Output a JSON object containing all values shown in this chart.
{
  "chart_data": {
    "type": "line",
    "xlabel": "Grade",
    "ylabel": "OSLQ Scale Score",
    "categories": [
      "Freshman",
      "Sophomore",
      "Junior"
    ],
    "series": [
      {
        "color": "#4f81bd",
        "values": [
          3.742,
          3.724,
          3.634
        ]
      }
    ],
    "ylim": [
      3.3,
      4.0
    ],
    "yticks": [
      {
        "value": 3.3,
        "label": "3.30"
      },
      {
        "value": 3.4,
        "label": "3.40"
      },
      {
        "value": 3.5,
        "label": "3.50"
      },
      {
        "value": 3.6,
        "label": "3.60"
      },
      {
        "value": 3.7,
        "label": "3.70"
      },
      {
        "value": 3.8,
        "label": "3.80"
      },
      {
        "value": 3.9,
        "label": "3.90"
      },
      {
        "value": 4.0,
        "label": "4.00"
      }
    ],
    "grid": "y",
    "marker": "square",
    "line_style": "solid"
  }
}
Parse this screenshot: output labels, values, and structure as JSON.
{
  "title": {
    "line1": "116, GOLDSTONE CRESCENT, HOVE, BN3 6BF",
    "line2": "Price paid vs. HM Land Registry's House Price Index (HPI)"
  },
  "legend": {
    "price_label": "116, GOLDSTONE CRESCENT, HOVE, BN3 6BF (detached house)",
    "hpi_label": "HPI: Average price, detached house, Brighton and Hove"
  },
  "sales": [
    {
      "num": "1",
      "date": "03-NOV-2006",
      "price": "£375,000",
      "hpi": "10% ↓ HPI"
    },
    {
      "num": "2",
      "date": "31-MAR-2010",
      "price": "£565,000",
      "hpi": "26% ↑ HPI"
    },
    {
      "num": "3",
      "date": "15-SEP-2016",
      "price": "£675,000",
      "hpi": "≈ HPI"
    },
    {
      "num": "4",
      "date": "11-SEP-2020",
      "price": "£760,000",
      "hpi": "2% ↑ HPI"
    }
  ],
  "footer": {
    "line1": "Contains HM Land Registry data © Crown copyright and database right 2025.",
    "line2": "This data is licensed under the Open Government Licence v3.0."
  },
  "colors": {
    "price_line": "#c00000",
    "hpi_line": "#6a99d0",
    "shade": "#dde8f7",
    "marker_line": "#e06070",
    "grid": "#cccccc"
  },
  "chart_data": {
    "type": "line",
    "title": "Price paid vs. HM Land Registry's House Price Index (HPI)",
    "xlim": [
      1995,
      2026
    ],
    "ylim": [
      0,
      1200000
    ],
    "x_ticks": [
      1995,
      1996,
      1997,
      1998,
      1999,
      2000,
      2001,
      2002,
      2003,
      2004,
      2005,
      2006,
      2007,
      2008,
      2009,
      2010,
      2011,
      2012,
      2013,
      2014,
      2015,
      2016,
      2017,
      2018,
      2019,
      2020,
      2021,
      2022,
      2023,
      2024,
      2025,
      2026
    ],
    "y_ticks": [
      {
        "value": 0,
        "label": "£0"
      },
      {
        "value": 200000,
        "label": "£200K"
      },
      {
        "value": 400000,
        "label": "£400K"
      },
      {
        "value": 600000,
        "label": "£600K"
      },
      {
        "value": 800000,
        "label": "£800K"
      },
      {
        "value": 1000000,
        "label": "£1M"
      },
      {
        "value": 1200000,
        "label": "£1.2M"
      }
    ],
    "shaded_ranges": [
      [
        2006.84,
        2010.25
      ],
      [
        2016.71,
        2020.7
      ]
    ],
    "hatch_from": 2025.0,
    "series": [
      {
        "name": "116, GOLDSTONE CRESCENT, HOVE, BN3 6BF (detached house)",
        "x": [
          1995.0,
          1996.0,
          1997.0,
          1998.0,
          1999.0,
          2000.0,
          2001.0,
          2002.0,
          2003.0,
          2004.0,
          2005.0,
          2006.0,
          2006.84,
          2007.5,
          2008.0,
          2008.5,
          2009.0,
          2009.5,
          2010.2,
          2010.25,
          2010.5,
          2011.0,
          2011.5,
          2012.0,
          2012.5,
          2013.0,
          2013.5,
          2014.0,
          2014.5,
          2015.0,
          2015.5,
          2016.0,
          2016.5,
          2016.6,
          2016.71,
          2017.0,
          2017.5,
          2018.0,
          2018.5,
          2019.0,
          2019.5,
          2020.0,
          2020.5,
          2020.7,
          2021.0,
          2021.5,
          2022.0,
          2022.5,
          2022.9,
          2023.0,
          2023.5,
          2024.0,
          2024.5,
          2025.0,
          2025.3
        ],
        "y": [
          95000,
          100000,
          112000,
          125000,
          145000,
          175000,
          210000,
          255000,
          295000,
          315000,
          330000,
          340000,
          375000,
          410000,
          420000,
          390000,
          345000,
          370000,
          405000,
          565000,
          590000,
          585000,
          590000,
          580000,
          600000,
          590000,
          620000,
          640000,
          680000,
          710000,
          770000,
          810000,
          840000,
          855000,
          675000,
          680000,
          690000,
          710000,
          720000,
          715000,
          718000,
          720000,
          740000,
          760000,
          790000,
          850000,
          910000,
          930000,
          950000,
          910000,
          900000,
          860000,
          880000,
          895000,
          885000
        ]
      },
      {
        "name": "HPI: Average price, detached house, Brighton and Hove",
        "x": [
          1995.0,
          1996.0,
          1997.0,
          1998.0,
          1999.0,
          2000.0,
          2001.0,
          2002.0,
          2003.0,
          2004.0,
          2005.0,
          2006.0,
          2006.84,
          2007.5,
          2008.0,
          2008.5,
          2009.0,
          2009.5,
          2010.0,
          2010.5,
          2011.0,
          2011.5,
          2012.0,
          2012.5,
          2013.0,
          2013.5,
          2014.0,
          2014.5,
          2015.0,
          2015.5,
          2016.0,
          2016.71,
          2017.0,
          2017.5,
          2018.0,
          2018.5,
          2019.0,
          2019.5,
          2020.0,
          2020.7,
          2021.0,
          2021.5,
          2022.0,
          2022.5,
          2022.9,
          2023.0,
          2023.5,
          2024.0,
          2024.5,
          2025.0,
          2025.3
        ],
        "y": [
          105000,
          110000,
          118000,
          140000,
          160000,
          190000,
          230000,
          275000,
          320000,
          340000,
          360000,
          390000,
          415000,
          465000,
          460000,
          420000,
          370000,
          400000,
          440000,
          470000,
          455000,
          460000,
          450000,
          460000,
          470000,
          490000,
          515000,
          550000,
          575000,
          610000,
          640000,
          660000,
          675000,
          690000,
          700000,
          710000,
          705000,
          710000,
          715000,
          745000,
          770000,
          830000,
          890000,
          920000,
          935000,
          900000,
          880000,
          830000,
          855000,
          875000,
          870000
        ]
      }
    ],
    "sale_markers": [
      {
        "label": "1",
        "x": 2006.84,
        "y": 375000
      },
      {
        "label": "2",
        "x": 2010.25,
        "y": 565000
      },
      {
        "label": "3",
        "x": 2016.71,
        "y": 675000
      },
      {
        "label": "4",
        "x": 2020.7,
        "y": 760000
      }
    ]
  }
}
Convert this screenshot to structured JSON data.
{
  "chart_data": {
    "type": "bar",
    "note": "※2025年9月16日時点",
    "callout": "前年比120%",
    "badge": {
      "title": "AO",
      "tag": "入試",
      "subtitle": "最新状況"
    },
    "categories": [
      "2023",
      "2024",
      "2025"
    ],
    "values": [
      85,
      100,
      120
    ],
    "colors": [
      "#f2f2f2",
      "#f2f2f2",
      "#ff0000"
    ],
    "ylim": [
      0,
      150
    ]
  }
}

* * * * *

**THE EXERCISE**
Report the number of lines above that contain the word "GOLDSTONE", and only that number.

**TASK RESULT**
3